WRITTEN INSTRUCTION - Copy out every one of the following records line by line, word for word and without any change.

(Element location data)
━━━━━━━━━━━━━━━━━━━━━━━━━━━━━━

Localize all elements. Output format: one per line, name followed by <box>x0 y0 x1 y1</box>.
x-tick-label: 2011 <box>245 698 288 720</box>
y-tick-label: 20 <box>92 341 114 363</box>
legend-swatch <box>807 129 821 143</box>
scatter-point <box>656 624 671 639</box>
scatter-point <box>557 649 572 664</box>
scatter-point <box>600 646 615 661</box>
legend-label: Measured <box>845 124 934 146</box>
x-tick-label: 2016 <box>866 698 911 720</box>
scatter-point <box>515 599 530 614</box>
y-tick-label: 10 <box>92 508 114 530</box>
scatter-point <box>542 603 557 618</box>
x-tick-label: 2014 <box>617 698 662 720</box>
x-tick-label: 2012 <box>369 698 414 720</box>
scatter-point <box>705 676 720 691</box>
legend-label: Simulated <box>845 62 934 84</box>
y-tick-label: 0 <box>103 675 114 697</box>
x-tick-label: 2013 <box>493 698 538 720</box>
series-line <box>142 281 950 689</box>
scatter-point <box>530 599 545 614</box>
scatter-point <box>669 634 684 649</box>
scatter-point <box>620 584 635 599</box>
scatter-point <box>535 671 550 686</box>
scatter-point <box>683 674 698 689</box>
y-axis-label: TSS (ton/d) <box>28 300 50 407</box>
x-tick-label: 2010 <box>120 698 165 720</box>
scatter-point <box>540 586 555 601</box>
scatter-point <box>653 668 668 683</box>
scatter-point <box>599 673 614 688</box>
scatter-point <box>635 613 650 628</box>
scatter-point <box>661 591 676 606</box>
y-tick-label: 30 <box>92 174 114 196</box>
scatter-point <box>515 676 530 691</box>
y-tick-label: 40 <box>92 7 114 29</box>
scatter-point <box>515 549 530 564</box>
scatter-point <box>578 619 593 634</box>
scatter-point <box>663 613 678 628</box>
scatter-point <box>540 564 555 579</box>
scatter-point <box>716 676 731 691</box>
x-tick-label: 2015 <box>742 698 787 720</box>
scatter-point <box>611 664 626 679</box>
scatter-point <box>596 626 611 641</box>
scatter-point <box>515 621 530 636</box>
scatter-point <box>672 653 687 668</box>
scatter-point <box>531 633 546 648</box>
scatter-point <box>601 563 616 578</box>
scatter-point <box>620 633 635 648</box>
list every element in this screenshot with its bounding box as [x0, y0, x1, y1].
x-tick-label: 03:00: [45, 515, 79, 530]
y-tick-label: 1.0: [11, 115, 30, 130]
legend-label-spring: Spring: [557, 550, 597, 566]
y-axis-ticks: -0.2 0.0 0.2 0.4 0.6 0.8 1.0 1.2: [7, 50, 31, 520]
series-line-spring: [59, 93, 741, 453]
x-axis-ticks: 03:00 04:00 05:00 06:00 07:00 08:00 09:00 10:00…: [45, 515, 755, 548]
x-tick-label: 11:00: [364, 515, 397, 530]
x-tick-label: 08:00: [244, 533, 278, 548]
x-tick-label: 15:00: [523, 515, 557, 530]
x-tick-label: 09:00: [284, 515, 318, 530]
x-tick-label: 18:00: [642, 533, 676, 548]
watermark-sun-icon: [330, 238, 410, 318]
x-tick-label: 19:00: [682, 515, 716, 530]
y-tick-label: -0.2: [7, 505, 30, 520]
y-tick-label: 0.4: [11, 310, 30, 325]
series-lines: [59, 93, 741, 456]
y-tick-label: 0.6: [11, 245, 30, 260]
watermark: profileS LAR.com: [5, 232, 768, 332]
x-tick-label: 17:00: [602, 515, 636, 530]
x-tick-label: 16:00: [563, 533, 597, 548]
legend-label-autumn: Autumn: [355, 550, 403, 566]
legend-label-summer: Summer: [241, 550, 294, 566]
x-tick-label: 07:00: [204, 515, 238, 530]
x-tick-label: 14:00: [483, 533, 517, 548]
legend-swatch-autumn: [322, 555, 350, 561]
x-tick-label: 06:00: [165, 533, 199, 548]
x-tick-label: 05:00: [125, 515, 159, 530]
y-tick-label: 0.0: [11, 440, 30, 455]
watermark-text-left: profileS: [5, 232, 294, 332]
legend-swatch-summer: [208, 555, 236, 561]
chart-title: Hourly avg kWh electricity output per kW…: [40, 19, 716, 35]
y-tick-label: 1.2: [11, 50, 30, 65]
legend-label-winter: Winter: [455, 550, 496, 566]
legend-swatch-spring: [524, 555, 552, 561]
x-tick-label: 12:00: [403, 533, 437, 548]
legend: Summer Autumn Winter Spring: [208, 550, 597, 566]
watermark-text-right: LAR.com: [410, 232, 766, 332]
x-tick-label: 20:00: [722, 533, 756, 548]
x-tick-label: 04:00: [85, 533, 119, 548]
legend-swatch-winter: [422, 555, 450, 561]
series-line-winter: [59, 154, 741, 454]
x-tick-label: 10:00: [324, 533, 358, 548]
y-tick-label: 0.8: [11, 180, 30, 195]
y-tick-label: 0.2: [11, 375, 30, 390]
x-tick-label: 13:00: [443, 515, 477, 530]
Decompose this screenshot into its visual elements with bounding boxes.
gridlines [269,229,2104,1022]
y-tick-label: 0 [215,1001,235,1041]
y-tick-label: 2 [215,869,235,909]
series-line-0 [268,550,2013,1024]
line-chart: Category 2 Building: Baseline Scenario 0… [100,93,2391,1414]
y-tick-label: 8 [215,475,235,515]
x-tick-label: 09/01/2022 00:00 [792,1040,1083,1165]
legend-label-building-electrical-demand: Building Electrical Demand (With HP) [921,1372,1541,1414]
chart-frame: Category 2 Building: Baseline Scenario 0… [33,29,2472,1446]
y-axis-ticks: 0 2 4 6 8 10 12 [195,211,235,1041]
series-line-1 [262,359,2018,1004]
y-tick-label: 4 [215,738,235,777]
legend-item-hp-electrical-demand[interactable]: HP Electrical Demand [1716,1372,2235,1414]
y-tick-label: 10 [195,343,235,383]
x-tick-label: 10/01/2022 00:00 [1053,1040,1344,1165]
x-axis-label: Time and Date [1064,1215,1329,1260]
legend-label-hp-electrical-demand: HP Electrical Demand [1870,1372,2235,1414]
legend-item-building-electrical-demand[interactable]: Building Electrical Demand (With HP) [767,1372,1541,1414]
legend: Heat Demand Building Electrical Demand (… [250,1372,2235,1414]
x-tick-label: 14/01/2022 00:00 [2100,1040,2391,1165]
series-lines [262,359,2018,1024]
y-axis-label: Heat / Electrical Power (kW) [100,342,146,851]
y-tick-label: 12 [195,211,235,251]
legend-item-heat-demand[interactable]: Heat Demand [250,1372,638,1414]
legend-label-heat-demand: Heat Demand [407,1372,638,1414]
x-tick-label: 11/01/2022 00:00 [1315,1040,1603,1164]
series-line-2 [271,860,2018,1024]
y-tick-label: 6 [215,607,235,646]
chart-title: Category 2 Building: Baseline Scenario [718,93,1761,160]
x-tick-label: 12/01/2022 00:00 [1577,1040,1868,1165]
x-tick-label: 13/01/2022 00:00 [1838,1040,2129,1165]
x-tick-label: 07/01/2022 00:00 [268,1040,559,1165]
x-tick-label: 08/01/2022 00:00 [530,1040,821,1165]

━━━━━━━━━━━━━━━━━━━━━━━━━━━━━━

EXERCISE RESULT -
Localize all elements. Output format: one per line, name followed by <box>x0 y0 x1 y1</box>.
x-tick-label: 2011 <box>245 698 288 720</box>
y-tick-label: 20 <box>92 341 114 363</box>
legend-swatch <box>807 129 821 143</box>
scatter-point <box>656 624 671 639</box>
scatter-point <box>557 649 572 664</box>
scatter-point <box>600 646 615 661</box>
legend-label: Measured <box>845 124 934 146</box>
x-tick-label: 2016 <box>866 698 911 720</box>
scatter-point <box>515 599 530 614</box>
y-tick-label: 10 <box>92 508 114 530</box>
scatter-point <box>542 603 557 618</box>
x-tick-label: 2014 <box>617 698 662 720</box>
x-tick-label: 2012 <box>369 698 414 720</box>
scatter-point <box>705 676 720 691</box>
legend-label: Simulated <box>845 62 934 84</box>
y-tick-label: 0 <box>103 675 114 697</box>
x-tick-label: 2013 <box>493 698 538 720</box>
series-line <box>142 281 950 689</box>
scatter-point <box>530 599 545 614</box>
scatter-point <box>669 634 684 649</box>
scatter-point <box>620 584 635 599</box>
scatter-point <box>535 671 550 686</box>
scatter-point <box>683 674 698 689</box>
y-axis-label: TSS (ton/d) <box>28 300 50 407</box>
x-tick-label: 2010 <box>120 698 165 720</box>
scatter-point <box>540 586 555 601</box>
scatter-point <box>653 668 668 683</box>
scatter-point <box>599 673 614 688</box>
scatter-point <box>635 613 650 628</box>
scatter-point <box>661 591 676 606</box>
y-tick-label: 30 <box>92 174 114 196</box>
scatter-point <box>515 676 530 691</box>
y-tick-label: 40 <box>92 7 114 29</box>
scatter-point <box>515 549 530 564</box>
scatter-point <box>578 619 593 634</box>
scatter-point <box>663 613 678 628</box>
scatter-point <box>540 564 555 579</box>
scatter-point <box>716 676 731 691</box>
x-tick-label: 2015 <box>742 698 787 720</box>
scatter-point <box>611 664 626 679</box>
scatter-point <box>596 626 611 641</box>
scatter-point <box>515 621 530 636</box>
scatter-point <box>672 653 687 668</box>
scatter-point <box>531 633 546 648</box>
scatter-point <box>601 563 616 578</box>
scatter-point <box>620 633 635 648</box>
list every element in this screenshot with its bounding box as [x0, y0, x1, y1].
x-tick-label: 03:00: [45, 515, 79, 530]
y-tick-label: 1.0: [11, 115, 30, 130]
legend-label-spring: Spring: [557, 550, 597, 566]
y-axis-ticks: -0.2 0.0 0.2 0.4 0.6 0.8 1.0 1.2: [7, 50, 31, 520]
series-line-spring: [59, 93, 741, 453]
x-axis-ticks: 03:00 04:00 05:00 06:00 07:00 08:00 09:00 10:00…: [45, 515, 755, 548]
x-tick-label: 11:00: [364, 515, 397, 530]
x-tick-label: 08:00: [244, 533, 278, 548]
x-tick-label: 15:00: [523, 515, 557, 530]
x-tick-label: 09:00: [284, 515, 318, 530]
x-tick-label: 18:00: [642, 533, 676, 548]
watermark-sun-icon: [330, 238, 410, 318]
x-tick-label: 19:00: [682, 515, 716, 530]
y-tick-label: -0.2: [7, 505, 30, 520]
y-tick-label: 0.4: [11, 310, 30, 325]
series-lines: [59, 93, 741, 456]
y-tick-label: 0.6: [11, 245, 30, 260]
watermark: profileS LAR.com: [5, 232, 768, 332]
x-tick-label: 17:00: [602, 515, 636, 530]
x-tick-label: 16:00: [563, 533, 597, 548]
legend-label-autumn: Autumn: [355, 550, 403, 566]
legend-label-summer: Summer: [241, 550, 294, 566]
x-tick-label: 07:00: [204, 515, 238, 530]
x-tick-label: 14:00: [483, 533, 517, 548]
legend-swatch-autumn: [322, 555, 350, 561]
x-tick-label: 06:00: [165, 533, 199, 548]
x-tick-label: 05:00: [125, 515, 159, 530]
y-tick-label: 0.0: [11, 440, 30, 455]
watermark-text-left: profileS: [5, 232, 294, 332]
legend-swatch-summer: [208, 555, 236, 561]
chart-title: Hourly avg kWh electricity output per kW…: [40, 19, 716, 35]
y-tick-label: 1.2: [11, 50, 30, 65]
legend-label-winter: Winter: [455, 550, 496, 566]
legend-swatch-spring: [524, 555, 552, 561]
x-tick-label: 12:00: [403, 533, 437, 548]
legend: Summer Autumn Winter Spring: [208, 550, 597, 566]
watermark-text-right: LAR.com: [410, 232, 766, 332]
x-tick-label: 20:00: [722, 533, 756, 548]
x-tick-label: 04:00: [85, 533, 119, 548]
legend-swatch-winter: [422, 555, 450, 561]
series-line-winter: [59, 154, 741, 454]
x-tick-label: 10:00: [324, 533, 358, 548]
y-tick-label: 0.8: [11, 180, 30, 195]
y-tick-label: 0.2: [11, 375, 30, 390]
x-tick-label: 13:00: [443, 515, 477, 530]
Decompose this screenshot into its visual elements with bounding boxes.
gridlines [269,229,2104,1022]
y-tick-label: 0 [215,1001,235,1041]
y-tick-label: 2 [215,869,235,909]
series-line-0 [268,550,2013,1024]
line-chart: Category 2 Building: Baseline Scenario 0… [100,93,2391,1414]
y-tick-label: 8 [215,475,235,515]
x-tick-label: 09/01/2022 00:00 [792,1040,1083,1165]
legend-label-building-electrical-demand: Building Electrical Demand (With HP) [921,1372,1541,1414]
chart-frame: Category 2 Building: Baseline Scenario 0… [33,29,2472,1446]
y-axis-ticks: 0 2 4 6 8 10 12 [195,211,235,1041]
series-line-1 [262,359,2018,1004]
y-tick-label: 4 [215,738,235,777]
legend-item-hp-electrical-demand[interactable]: HP Electrical Demand [1716,1372,2235,1414]
y-tick-label: 10 [195,343,235,383]
x-tick-label: 10/01/2022 00:00 [1053,1040,1344,1165]
x-axis-label: Time and Date [1064,1215,1329,1260]
legend-label-hp-electrical-demand: HP Electrical Demand [1870,1372,2235,1414]
legend-item-building-electrical-demand[interactable]: Building Electrical Demand (With HP) [767,1372,1541,1414]
legend: Heat Demand Building Electrical Demand (… [250,1372,2235,1414]
x-tick-label: 14/01/2022 00:00 [2100,1040,2391,1165]
series-lines [262,359,2018,1024]
y-axis-label: Heat / Electrical Power (kW) [100,342,146,851]
y-tick-label: 12 [195,211,235,251]
legend-item-heat-demand[interactable]: Heat Demand [250,1372,638,1414]
legend-label-heat-demand: Heat Demand [407,1372,638,1414]
x-tick-label: 11/01/2022 00:00 [1315,1040,1603,1164]
series-line-2 [271,860,2018,1024]
y-tick-label: 6 [215,607,235,646]
chart-title: Category 2 Building: Baseline Scenario [718,93,1761,160]
x-tick-label: 12/01/2022 00:00 [1577,1040,1868,1165]
x-tick-label: 13/01/2022 00:00 [1838,1040,2129,1165]
x-tick-label: 07/01/2022 00:00 [268,1040,559,1165]
x-tick-label: 08/01/2022 00:00 [530,1040,821,1165]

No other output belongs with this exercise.